- WRITTEN INSTRUCTION
Identify each line below containing the string "this" and copy it.

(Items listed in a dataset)
------------

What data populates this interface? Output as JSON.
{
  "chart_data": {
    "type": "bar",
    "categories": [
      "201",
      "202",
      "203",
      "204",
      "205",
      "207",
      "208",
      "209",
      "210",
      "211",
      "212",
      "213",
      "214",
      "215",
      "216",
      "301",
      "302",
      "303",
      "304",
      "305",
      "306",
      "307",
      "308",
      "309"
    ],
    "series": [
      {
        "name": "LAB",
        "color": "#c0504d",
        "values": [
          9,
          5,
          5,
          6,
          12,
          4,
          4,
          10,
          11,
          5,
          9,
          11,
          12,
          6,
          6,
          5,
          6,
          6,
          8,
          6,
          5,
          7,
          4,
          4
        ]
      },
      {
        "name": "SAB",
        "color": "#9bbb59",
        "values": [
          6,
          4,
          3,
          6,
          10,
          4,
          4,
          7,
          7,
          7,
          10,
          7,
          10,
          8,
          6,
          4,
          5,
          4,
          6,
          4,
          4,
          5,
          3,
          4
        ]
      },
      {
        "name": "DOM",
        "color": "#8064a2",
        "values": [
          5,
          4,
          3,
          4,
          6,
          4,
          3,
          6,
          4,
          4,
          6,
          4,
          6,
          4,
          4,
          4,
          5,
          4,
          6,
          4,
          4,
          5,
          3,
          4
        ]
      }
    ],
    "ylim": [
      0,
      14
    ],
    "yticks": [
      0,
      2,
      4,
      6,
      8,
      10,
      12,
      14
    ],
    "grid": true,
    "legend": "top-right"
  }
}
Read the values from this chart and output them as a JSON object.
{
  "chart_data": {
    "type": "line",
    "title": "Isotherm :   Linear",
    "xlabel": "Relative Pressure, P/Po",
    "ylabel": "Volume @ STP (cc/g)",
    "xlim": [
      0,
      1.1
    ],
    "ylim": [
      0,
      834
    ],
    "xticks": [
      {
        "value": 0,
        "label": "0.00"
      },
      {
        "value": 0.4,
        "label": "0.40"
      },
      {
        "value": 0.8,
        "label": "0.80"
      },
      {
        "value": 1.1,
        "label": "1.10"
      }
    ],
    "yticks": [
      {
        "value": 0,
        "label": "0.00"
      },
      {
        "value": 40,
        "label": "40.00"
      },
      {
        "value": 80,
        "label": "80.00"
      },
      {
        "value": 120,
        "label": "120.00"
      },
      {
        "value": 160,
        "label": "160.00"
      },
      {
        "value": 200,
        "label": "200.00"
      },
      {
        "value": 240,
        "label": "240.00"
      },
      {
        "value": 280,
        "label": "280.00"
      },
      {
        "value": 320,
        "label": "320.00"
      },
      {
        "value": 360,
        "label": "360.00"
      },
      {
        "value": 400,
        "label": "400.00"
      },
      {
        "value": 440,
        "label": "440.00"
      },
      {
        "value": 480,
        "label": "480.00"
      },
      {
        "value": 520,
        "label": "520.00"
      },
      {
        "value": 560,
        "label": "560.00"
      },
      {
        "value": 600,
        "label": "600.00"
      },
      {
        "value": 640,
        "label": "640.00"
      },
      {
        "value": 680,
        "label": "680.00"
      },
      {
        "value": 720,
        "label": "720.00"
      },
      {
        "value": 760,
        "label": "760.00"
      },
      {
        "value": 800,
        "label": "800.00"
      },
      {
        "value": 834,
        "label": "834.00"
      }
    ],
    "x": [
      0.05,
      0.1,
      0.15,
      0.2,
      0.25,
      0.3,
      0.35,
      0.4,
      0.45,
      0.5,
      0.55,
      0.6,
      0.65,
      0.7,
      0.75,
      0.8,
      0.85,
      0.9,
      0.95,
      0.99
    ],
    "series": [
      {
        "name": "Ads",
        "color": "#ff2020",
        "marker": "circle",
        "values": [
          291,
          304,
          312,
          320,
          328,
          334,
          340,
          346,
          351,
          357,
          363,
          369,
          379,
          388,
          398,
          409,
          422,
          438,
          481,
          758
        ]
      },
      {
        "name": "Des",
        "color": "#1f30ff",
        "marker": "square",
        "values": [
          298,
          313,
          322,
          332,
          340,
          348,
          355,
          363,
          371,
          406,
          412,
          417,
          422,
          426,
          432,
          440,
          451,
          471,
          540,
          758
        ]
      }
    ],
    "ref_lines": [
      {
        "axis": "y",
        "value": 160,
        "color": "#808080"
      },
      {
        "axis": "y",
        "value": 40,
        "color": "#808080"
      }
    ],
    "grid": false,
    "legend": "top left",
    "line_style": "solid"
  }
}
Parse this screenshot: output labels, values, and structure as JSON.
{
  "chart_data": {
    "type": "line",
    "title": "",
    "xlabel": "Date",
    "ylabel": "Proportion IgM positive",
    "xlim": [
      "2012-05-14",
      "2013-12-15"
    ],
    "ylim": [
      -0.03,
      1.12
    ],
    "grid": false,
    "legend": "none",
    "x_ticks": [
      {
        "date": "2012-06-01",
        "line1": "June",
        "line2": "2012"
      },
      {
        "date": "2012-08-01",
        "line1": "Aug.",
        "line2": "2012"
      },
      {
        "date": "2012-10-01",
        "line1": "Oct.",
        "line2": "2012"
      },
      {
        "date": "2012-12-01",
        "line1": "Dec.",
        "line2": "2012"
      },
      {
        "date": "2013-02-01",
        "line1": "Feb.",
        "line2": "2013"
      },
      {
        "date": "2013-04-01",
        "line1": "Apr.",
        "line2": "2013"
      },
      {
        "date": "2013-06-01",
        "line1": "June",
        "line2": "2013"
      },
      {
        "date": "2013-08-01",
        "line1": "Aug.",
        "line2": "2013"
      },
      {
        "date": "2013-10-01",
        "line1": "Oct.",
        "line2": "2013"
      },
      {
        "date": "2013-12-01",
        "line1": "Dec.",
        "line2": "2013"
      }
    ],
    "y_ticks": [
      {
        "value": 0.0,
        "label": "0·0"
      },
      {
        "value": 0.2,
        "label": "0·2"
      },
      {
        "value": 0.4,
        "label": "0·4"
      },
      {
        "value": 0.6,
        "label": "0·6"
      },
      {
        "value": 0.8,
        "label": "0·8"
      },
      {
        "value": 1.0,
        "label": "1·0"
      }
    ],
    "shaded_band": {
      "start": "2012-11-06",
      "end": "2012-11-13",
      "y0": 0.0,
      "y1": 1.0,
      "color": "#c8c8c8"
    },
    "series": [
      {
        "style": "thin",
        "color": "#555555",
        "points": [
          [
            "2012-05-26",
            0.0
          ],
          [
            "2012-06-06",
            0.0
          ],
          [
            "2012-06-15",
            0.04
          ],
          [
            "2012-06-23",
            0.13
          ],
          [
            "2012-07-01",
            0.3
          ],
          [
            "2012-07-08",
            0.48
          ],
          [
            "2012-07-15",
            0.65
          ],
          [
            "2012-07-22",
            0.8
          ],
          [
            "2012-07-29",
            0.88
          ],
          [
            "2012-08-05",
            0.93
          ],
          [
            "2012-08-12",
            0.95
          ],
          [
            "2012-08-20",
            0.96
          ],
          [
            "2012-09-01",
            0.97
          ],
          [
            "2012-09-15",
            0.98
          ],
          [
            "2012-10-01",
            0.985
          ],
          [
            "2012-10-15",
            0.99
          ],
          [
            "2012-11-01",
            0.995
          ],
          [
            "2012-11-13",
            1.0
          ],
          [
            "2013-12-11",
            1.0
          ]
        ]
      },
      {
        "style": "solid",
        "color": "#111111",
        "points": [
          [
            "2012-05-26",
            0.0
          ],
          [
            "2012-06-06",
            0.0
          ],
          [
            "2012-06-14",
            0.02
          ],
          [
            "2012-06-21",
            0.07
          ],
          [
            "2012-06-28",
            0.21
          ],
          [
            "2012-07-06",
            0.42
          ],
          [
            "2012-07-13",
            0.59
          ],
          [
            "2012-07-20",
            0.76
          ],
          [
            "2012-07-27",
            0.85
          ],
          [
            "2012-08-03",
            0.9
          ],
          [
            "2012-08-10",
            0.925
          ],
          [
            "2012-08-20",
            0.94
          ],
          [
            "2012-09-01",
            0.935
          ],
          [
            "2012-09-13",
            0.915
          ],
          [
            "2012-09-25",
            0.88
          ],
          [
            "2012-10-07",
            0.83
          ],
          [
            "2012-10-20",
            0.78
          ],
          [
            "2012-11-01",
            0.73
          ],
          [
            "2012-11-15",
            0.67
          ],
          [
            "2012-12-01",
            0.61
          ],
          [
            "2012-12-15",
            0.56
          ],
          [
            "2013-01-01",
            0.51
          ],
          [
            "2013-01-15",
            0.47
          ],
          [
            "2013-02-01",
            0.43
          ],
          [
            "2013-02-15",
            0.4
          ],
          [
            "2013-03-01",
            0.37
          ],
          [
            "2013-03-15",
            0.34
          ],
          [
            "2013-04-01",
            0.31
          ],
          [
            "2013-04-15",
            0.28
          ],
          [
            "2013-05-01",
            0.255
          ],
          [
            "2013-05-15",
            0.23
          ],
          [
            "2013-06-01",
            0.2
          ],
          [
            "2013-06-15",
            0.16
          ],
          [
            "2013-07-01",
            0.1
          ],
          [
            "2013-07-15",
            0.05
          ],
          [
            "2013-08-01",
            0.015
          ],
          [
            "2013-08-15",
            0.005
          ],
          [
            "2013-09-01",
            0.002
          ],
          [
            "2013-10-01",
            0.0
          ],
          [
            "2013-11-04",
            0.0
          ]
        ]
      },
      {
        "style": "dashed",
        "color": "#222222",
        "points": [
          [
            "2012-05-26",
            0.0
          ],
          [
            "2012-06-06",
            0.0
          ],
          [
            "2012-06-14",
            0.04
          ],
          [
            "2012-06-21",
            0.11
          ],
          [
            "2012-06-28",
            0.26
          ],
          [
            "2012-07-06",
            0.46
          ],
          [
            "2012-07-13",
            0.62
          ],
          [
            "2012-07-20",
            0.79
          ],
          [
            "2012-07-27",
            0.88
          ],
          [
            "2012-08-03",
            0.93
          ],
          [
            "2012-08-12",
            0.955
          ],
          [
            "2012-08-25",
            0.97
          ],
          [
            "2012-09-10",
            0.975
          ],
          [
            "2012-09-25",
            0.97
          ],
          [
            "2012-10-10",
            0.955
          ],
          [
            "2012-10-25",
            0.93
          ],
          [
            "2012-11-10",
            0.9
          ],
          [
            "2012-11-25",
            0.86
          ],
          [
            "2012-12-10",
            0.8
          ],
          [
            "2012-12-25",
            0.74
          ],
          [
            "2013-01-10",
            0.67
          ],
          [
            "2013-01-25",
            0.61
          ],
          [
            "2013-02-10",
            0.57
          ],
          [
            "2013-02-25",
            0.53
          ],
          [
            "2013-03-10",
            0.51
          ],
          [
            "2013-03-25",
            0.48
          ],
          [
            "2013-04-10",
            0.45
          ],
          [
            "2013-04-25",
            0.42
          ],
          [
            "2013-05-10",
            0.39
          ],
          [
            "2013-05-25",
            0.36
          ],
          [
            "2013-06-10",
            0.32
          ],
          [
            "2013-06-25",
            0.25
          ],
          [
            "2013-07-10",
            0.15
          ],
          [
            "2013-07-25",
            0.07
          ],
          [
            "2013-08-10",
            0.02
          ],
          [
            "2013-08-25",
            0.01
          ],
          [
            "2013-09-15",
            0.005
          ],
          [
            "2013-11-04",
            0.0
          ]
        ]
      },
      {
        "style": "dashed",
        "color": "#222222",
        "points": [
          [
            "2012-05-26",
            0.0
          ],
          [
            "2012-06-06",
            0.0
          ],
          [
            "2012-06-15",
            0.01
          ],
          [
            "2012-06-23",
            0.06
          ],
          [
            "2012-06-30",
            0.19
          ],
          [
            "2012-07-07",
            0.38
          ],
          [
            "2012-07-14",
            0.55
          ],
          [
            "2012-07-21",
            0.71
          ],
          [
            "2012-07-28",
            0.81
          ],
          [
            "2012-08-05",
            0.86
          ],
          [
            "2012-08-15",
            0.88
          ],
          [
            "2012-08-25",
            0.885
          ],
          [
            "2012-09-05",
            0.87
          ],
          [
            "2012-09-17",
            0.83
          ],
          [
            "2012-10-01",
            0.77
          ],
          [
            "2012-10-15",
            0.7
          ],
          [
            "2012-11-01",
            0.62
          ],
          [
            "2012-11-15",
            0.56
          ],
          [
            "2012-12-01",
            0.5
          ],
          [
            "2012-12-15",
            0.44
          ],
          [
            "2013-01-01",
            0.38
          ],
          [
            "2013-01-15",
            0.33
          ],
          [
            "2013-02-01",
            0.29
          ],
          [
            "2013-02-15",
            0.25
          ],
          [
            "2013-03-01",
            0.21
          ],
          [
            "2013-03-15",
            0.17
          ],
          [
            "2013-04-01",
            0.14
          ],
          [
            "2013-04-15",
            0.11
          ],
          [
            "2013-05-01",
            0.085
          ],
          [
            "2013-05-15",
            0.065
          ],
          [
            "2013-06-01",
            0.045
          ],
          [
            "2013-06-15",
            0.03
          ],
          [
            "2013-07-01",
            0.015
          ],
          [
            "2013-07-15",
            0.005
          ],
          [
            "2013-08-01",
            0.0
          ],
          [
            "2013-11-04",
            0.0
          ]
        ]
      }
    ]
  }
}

------------

- WRITTEN SOLUTION
What data populates this interface? Output as JSON.
Read the values from this chart and output them as a JSON object.
Parse this screenshot: output labels, values, and structure as JSON.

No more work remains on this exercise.